▶ **Records about charts and figures**:
——

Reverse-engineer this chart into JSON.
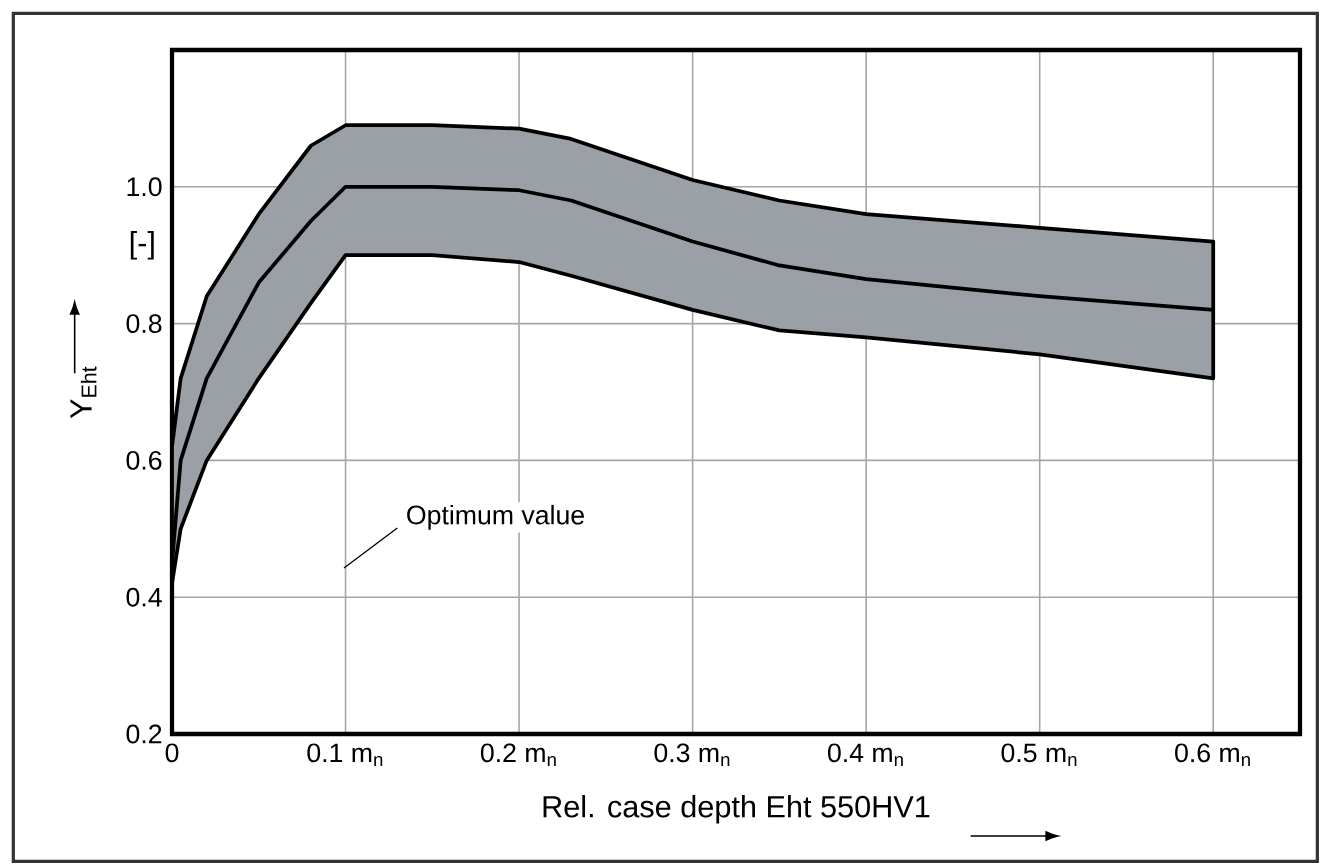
{
  "chart_data": {
    "type": "line",
    "xlabel": "Rel. case depth Eht 550HV1",
    "ylabel": "Y$_{Eht}$",
    "annotations": [
      "[-]",
      "Optimum value"
    ],
    "x": [
      0,
      0.005,
      0.02,
      0.05,
      0.08,
      0.1,
      0.15,
      0.2,
      0.23,
      0.3,
      0.35,
      0.4,
      0.5,
      0.6
    ],
    "series": [
      {
        "color": "#000000",
        "values": [
          0.45,
          0.6,
          0.72,
          0.86,
          0.95,
          1.0,
          1.0,
          0.995,
          0.98,
          0.92,
          0.885,
          0.865,
          0.84,
          0.82
        ],
        "lower": [
          0.42,
          0.5,
          0.6,
          0.72,
          0.83,
          0.9,
          0.9,
          0.89,
          0.87,
          0.82,
          0.79,
          0.78,
          0.755,
          0.72
        ],
        "upper": [
          0.62,
          0.72,
          0.84,
          0.96,
          1.06,
          1.09,
          1.09,
          1.085,
          1.07,
          1.01,
          0.98,
          0.96,
          0.94,
          0.92
        ]
      }
    ],
    "xlim": [
      0,
      0.65
    ],
    "ylim": [
      0.2,
      1.2
    ],
    "xticks": [
      0,
      {
        "value": 0.1,
        "label": "0.1 m$_{n}$"
      },
      {
        "value": 0.2,
        "label": "0.2 m$_{n}$"
      },
      {
        "value": 0.3,
        "label": "0.3 m$_{n}$"
      },
      {
        "value": 0.4,
        "label": "0.4 m$_{n}$"
      },
      {
        "value": 0.5,
        "label": "0.5 m$_{n}$"
      },
      {
        "value": 0.6,
        "label": "0.6 m$_{n}$"
      }
    ],
    "yticks": [
      0.2,
      0.4,
      0.6,
      0.8,
      {
        "value": 1,
        "label": "1.0"
      }
    ],
    "grid": true,
    "marker": "none",
    "line_style": "solid"
  }
}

——

▶ **Your objective**: Transcribe every line in the entries above, taking out only the images.

▶ **Expected answer**:
Reverse-engineer this chart into JSON.
{
  "chart_data": {
    "type": "line",
    "xlabel": "Rel. case depth Eht 550HV1",
    "ylabel": "Y$_{Eht}$",
    "annotations": [
      "[-]",
      "Optimum value"
    ],
    "x": [
      0,
      0.005,
      0.02,
      0.05,
      0.08,
      0.1,
      0.15,
      0.2,
      0.23,
      0.3,
      0.35,
      0.4,
      0.5,
      0.6
    ],
    "series": [
      {
        "color": "#000000",
        "values": [
          0.45,
          0.6,
          0.72,
          0.86,
          0.95,
          1.0,
          1.0,
          0.995,
          0.98,
          0.92,
          0.885,
          0.865,
          0.84,
          0.82
        ],
        "lower": [
          0.42,
          0.5,
          0.6,
          0.72,
          0.83,
          0.9,
          0.9,
          0.89,
          0.87,
          0.82,
          0.79,
          0.78,
          0.755,
          0.72
        ],
        "upper": [
          0.62,
          0.72,
          0.84,
          0.96,
          1.06,
          1.09,
          1.09,
          1.085,
          1.07,
          1.01,
          0.98,
          0.96,
          0.94,
          0.92
        ]
      }
    ],
    "xlim": [
      0,
      0.65
    ],
    "ylim": [
      0.2,
      1.2
    ],
    "xticks": [
      0,
      {
        "value": 0.1,
        "label": "0.1 m$_{n}$"
      },
      {
        "value": 0.2,
        "label": "0.2 m$_{n}$"
      },
      {
        "value": 0.3,
        "label": "0.3 m$_{n}$"
      },
      {
        "value": 0.4,
        "label": "0.4 m$_{n}$"
      },
      {
        "value": 0.5,
        "label": "0.5 m$_{n}$"
      },
      {
        "value": 0.6,
        "label": "0.6 m$_{n}$"
      }
    ],
    "yticks": [
      0.2,
      0.4,
      0.6,
      0.8,
      {
        "value": 1,
        "label": "1.0"
      }
    ],
    "grid": true,
    "marker": "none",
    "line_style": "solid"
  }
}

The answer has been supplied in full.